### Problem statement
Write out, precisely and in full, each line of the material.

### Dataset listings of figures
■ ■ ■ ■ ■

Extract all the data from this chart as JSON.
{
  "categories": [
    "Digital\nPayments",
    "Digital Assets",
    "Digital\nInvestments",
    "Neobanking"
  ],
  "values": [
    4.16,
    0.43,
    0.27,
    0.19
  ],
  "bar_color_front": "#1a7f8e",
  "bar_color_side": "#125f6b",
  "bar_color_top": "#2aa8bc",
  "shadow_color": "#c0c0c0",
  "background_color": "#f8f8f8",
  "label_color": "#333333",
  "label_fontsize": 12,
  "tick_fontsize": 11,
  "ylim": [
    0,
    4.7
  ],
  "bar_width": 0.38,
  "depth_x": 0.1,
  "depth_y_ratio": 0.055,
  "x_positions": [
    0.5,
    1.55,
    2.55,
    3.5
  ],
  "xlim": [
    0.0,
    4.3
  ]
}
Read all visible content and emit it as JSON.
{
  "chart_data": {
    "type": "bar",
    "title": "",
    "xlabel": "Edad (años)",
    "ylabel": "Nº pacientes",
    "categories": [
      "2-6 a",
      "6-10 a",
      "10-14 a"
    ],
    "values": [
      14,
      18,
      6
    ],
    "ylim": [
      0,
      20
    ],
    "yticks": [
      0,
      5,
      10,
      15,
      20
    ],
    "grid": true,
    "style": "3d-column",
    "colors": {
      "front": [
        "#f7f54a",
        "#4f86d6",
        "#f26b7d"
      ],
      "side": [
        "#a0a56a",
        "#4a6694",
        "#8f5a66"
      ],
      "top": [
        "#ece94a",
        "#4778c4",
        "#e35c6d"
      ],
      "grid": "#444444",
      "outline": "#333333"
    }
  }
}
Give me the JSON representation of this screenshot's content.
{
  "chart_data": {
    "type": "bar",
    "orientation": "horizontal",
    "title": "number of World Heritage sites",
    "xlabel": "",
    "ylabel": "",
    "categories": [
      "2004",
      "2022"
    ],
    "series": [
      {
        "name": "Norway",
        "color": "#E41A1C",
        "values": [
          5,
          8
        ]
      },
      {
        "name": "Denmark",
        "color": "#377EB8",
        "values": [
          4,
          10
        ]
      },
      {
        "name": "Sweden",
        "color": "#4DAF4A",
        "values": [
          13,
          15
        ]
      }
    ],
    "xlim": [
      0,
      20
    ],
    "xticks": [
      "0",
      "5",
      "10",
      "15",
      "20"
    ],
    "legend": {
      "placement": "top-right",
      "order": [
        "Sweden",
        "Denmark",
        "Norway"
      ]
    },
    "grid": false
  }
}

■ ■ ■ ■ ■

### Task answer
Extract all the data from this chart as JSON.
{
  "categories": [
    "Digital\nPayments",
    "Digital Assets",
    "Digital\nInvestments",
    "Neobanking"
  ],
  "values": [
    4.16,
    0.43,
    0.27,
    0.19
  ],
  "bar_color_front": "#1a7f8e",
  "bar_color_side": "#125f6b",
  "bar_color_top": "#2aa8bc",
  "shadow_color": "#c0c0c0",
  "background_color": "#f8f8f8",
  "label_color": "#333333",
  "label_fontsize": 12,
  "tick_fontsize": 11,
  "ylim": [
    0,
    4.7
  ],
  "bar_width": 0.38,
  "depth_x": 0.1,
  "depth_y_ratio": 0.055,
  "x_positions": [
    0.5,
    1.55,
    2.55,
    3.5
  ],
  "xlim": [
    0.0,
    4.3
  ]
}
Read all visible content and emit it as JSON.
{
  "chart_data": {
    "type": "bar",
    "title": "",
    "xlabel": "Edad (años)",
    "ylabel": "Nº pacientes",
    "categories": [
      "2-6 a",
      "6-10 a",
      "10-14 a"
    ],
    "values": [
      14,
      18,
      6
    ],
    "ylim": [
      0,
      20
    ],
    "yticks": [
      0,
      5,
      10,
      15,
      20
    ],
    "grid": true,
    "style": "3d-column",
    "colors": {
      "front": [
        "#f7f54a",
        "#4f86d6",
        "#f26b7d"
      ],
      "side": [
        "#a0a56a",
        "#4a6694",
        "#8f5a66"
      ],
      "top": [
        "#ece94a",
        "#4778c4",
        "#e35c6d"
      ],
      "grid": "#444444",
      "outline": "#333333"
    }
  }
}
Give me the JSON representation of this screenshot's content.
{
  "chart_data": {
    "type": "bar",
    "orientation": "horizontal",
    "title": "number of World Heritage sites",
    "xlabel": "",
    "ylabel": "",
    "categories": [
      "2004",
      "2022"
    ],
    "series": [
      {
        "name": "Norway",
        "color": "#E41A1C",
        "values": [
          5,
          8
        ]
      },
      {
        "name": "Denmark",
        "color": "#377EB8",
        "values": [
          4,
          10
        ]
      },
      {
        "name": "Sweden",
        "color": "#4DAF4A",
        "values": [
          13,
          15
        ]
      }
    ],
    "xlim": [
      0,
      20
    ],
    "xticks": [
      "0",
      "5",
      "10",
      "15",
      "20"
    ],
    "legend": {
      "placement": "top-right",
      "order": [
        "Sweden",
        "Denmark",
        "Norway"
      ]
    },
    "grid": false
  }
}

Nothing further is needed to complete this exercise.